• _RECORDS FOR THE EXERCISE_
■ ■ ■

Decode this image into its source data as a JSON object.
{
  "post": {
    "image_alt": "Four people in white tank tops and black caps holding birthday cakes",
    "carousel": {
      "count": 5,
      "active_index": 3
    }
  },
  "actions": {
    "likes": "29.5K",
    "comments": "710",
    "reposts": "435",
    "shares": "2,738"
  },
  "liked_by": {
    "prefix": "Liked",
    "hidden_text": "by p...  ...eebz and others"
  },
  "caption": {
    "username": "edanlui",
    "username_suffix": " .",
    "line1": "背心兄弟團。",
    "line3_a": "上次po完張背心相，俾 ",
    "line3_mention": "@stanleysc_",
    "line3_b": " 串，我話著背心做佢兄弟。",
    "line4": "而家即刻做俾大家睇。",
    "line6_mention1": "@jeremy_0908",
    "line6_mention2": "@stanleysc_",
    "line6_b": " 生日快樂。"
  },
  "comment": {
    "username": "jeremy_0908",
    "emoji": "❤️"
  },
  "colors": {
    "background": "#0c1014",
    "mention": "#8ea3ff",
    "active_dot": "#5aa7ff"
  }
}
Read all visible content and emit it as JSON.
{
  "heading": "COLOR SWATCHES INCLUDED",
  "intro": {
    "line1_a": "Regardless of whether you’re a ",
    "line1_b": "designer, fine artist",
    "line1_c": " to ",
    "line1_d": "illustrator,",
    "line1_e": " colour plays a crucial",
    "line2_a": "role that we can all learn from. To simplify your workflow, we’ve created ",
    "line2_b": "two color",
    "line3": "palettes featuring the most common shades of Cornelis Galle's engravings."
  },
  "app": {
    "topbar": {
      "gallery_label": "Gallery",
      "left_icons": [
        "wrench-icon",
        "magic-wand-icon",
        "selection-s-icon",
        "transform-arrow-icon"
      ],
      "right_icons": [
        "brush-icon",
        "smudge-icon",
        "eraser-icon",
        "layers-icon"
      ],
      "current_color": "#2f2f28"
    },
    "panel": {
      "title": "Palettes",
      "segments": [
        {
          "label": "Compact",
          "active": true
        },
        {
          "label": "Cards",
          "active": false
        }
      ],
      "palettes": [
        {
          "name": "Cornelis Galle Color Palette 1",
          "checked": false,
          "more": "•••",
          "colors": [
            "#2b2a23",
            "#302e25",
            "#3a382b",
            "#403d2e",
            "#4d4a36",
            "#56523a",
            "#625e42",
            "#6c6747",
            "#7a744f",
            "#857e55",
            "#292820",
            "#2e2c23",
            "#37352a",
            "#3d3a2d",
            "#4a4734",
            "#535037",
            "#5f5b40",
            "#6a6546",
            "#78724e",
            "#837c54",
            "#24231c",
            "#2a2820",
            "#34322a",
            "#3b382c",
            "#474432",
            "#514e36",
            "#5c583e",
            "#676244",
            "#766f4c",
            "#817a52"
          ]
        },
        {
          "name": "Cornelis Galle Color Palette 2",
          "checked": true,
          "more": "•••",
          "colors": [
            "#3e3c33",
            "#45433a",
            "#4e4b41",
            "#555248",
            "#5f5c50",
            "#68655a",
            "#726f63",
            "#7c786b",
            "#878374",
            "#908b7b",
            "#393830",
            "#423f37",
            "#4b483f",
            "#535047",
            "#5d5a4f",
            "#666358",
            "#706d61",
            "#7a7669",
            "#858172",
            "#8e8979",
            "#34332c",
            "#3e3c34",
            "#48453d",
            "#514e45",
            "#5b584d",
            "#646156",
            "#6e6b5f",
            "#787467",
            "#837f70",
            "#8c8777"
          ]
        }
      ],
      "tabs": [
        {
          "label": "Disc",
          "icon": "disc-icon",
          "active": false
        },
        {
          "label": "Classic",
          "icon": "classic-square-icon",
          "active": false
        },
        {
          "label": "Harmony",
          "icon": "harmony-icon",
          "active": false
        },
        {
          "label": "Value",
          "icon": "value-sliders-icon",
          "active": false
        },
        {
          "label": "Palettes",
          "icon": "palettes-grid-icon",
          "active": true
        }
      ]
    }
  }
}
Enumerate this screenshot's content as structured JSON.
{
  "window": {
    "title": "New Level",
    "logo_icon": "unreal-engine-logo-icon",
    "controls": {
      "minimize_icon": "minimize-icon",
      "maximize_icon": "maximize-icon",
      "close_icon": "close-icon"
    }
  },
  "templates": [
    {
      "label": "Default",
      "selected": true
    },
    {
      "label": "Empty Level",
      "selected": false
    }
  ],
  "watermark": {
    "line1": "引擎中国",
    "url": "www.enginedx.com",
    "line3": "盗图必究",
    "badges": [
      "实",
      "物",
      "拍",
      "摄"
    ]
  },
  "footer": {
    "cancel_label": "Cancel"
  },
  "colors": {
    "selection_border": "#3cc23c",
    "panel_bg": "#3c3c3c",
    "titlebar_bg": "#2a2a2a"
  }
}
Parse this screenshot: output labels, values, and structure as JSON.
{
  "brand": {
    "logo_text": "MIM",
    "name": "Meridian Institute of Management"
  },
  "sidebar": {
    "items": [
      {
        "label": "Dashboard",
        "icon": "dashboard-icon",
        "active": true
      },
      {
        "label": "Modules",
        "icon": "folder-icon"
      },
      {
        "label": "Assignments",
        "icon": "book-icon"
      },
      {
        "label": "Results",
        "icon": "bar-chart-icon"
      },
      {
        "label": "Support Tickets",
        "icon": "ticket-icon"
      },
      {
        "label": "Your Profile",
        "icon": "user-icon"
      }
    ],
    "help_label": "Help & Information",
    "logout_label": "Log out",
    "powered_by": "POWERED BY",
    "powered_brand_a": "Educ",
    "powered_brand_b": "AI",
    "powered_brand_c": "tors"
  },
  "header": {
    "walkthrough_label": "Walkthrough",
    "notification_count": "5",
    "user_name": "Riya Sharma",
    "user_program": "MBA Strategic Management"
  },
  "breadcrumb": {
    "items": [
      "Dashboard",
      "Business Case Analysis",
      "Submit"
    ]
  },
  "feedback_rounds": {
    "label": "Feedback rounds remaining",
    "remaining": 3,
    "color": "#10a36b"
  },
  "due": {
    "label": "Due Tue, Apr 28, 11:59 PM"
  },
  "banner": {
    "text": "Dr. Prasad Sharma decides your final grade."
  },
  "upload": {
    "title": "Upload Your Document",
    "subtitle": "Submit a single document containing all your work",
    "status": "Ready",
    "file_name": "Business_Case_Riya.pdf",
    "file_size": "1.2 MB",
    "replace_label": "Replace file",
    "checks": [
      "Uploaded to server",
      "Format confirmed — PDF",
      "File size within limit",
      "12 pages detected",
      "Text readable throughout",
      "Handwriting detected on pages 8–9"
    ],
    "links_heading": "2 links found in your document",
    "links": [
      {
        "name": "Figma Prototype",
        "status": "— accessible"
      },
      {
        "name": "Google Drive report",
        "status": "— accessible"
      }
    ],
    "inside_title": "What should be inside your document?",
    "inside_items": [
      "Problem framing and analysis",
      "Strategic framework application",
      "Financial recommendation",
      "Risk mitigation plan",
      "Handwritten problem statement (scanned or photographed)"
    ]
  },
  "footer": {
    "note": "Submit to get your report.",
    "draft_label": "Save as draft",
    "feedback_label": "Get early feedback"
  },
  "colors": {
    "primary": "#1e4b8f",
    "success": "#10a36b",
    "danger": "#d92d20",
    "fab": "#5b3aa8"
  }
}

■ ■ ■

• _THE REQUEST_
Take the listing above and set it down exactly.

• _SOLUTION FOR THIS PROBLEM_
Decode this image into its source data as a JSON object.
{
  "post": {
    "image_alt": "Four people in white tank tops and black caps holding birthday cakes",
    "carousel": {
      "count": 5,
      "active_index": 3
    }
  },
  "actions": {
    "likes": "29.5K",
    "comments": "710",
    "reposts": "435",
    "shares": "2,738"
  },
  "liked_by": {
    "prefix": "Liked",
    "hidden_text": "by p...  ...eebz and others"
  },
  "caption": {
    "username": "edanlui",
    "username_suffix": " .",
    "line1": "背心兄弟團。",
    "line3_a": "上次po完張背心相，俾 ",
    "line3_mention": "@stanleysc_",
    "line3_b": " 串，我話著背心做佢兄弟。",
    "line4": "而家即刻做俾大家睇。",
    "line6_mention1": "@jeremy_0908",
    "line6_mention2": "@stanleysc_",
    "line6_b": " 生日快樂。"
  },
  "comment": {
    "username": "jeremy_0908",
    "emoji": "❤️"
  },
  "colors": {
    "background": "#0c1014",
    "mention": "#8ea3ff",
    "active_dot": "#5aa7ff"
  }
}
Read all visible content and emit it as JSON.
{
  "heading": "COLOR SWATCHES INCLUDED",
  "intro": {
    "line1_a": "Regardless of whether you’re a ",
    "line1_b": "designer, fine artist",
    "line1_c": " to ",
    "line1_d": "illustrator,",
    "line1_e": " colour plays a crucial",
    "line2_a": "role that we can all learn from. To simplify your workflow, we’ve created ",
    "line2_b": "two color",
    "line3": "palettes featuring the most common shades of Cornelis Galle's engravings."
  },
  "app": {
    "topbar": {
      "gallery_label": "Gallery",
      "left_icons": [
        "wrench-icon",
        "magic-wand-icon",
        "selection-s-icon",
        "transform-arrow-icon"
      ],
      "right_icons": [
        "brush-icon",
        "smudge-icon",
        "eraser-icon",
        "layers-icon"
      ],
      "current_color": "#2f2f28"
    },
    "panel": {
      "title": "Palettes",
      "segments": [
        {
          "label": "Compact",
          "active": true
        },
        {
          "label": "Cards",
          "active": false
        }
      ],
      "palettes": [
        {
          "name": "Cornelis Galle Color Palette 1",
          "checked": false,
          "more": "•••",
          "colors": [
            "#2b2a23",
            "#302e25",
            "#3a382b",
            "#403d2e",
            "#4d4a36",
            "#56523a",
            "#625e42",
            "#6c6747",
            "#7a744f",
            "#857e55",
            "#292820",
            "#2e2c23",
            "#37352a",
            "#3d3a2d",
            "#4a4734",
            "#535037",
            "#5f5b40",
            "#6a6546",
            "#78724e",
            "#837c54",
            "#24231c",
            "#2a2820",
            "#34322a",
            "#3b382c",
            "#474432",
            "#514e36",
            "#5c583e",
            "#676244",
            "#766f4c",
            "#817a52"
          ]
        },
        {
          "name": "Cornelis Galle Color Palette 2",
          "checked": true,
          "more": "•••",
          "colors": [
            "#3e3c33",
            "#45433a",
            "#4e4b41",
            "#555248",
            "#5f5c50",
            "#68655a",
            "#726f63",
            "#7c786b",
            "#878374",
            "#908b7b",
            "#393830",
            "#423f37",
            "#4b483f",
            "#535047",
            "#5d5a4f",
            "#666358",
            "#706d61",
            "#7a7669",
            "#858172",
            "#8e8979",
            "#34332c",
            "#3e3c34",
            "#48453d",
            "#514e45",
            "#5b584d",
            "#646156",
            "#6e6b5f",
            "#787467",
            "#837f70",
            "#8c8777"
          ]
        }
      ],
      "tabs": [
        {
          "label": "Disc",
          "icon": "disc-icon",
          "active": false
        },
        {
          "label": "Classic",
          "icon": "classic-square-icon",
          "active": false
        },
        {
          "label": "Harmony",
          "icon": "harmony-icon",
          "active": false
        },
        {
          "label": "Value",
          "icon": "value-sliders-icon",
          "active": false
        },
        {
          "label": "Palettes",
          "icon": "palettes-grid-icon",
          "active": true
        }
      ]
    }
  }
}
Enumerate this screenshot's content as structured JSON.
{
  "window": {
    "title": "New Level",
    "logo_icon": "unreal-engine-logo-icon",
    "controls": {
      "minimize_icon": "minimize-icon",
      "maximize_icon": "maximize-icon",
      "close_icon": "close-icon"
    }
  },
  "templates": [
    {
      "label": "Default",
      "selected": true
    },
    {
      "label": "Empty Level",
      "selected": false
    }
  ],
  "watermark": {
    "line1": "引擎中国",
    "url": "www.enginedx.com",
    "line3": "盗图必究",
    "badges": [
      "实",
      "物",
      "拍",
      "摄"
    ]
  },
  "footer": {
    "cancel_label": "Cancel"
  },
  "colors": {
    "selection_border": "#3cc23c",
    "panel_bg": "#3c3c3c",
    "titlebar_bg": "#2a2a2a"
  }
}
Parse this screenshot: output labels, values, and structure as JSON.
{
  "brand": {
    "logo_text": "MIM",
    "name": "Meridian Institute of Management"
  },
  "sidebar": {
    "items": [
      {
        "label": "Dashboard",
        "icon": "dashboard-icon",
        "active": true
      },
      {
        "label": "Modules",
        "icon": "folder-icon"
      },
      {
        "label": "Assignments",
        "icon": "book-icon"
      },
      {
        "label": "Results",
        "icon": "bar-chart-icon"
      },
      {
        "label": "Support Tickets",
        "icon": "ticket-icon"
      },
      {
        "label": "Your Profile",
        "icon": "user-icon"
      }
    ],
    "help_label": "Help & Information",
    "logout_label": "Log out",
    "powered_by": "POWERED BY",
    "powered_brand_a": "Educ",
    "powered_brand_b": "AI",
    "powered_brand_c": "tors"
  },
  "header": {
    "walkthrough_label": "Walkthrough",
    "notification_count": "5",
    "user_name": "Riya Sharma",
    "user_program": "MBA Strategic Management"
  },
  "breadcrumb": {
    "items": [
      "Dashboard",
      "Business Case Analysis",
      "Submit"
    ]
  },
  "feedback_rounds": {
    "label": "Feedback rounds remaining",
    "remaining": 3,
    "color": "#10a36b"
  },
  "due": {
    "label": "Due Tue, Apr 28, 11:59 PM"
  },
  "banner": {
    "text": "Dr. Prasad Sharma decides your final grade."
  },
  "upload": {
    "title": "Upload Your Document",
    "subtitle": "Submit a single document containing all your work",
    "status": "Ready",
    "file_name": "Business_Case_Riya.pdf",
    "file_size": "1.2 MB",
    "replace_label": "Replace file",
    "checks": [
      "Uploaded to server",
      "Format confirmed — PDF",
      "File size within limit",
      "12 pages detected",
      "Text readable throughout",
      "Handwriting detected on pages 8–9"
    ],
    "links_heading": "2 links found in your document",
    "links": [
      {
        "name": "Figma Prototype",
        "status": "— accessible"
      },
      {
        "name": "Google Drive report",
        "status": "— accessible"
      }
    ],
    "inside_title": "What should be inside your document?",
    "inside_items": [
      "Problem framing and analysis",
      "Strategic framework application",
      "Financial recommendation",
      "Risk mitigation plan",
      "Handwritten problem statement (scanned or photographed)"
    ]
  },
  "footer": {
    "note": "Submit to get your report.",
    "draft_label": "Save as draft",
    "feedback_label": "Get early feedback"
  },
  "colors": {
    "primary": "#1e4b8f",
    "success": "#10a36b",
    "danger": "#d92d20",
    "fab": "#5b3aa8"
  }
}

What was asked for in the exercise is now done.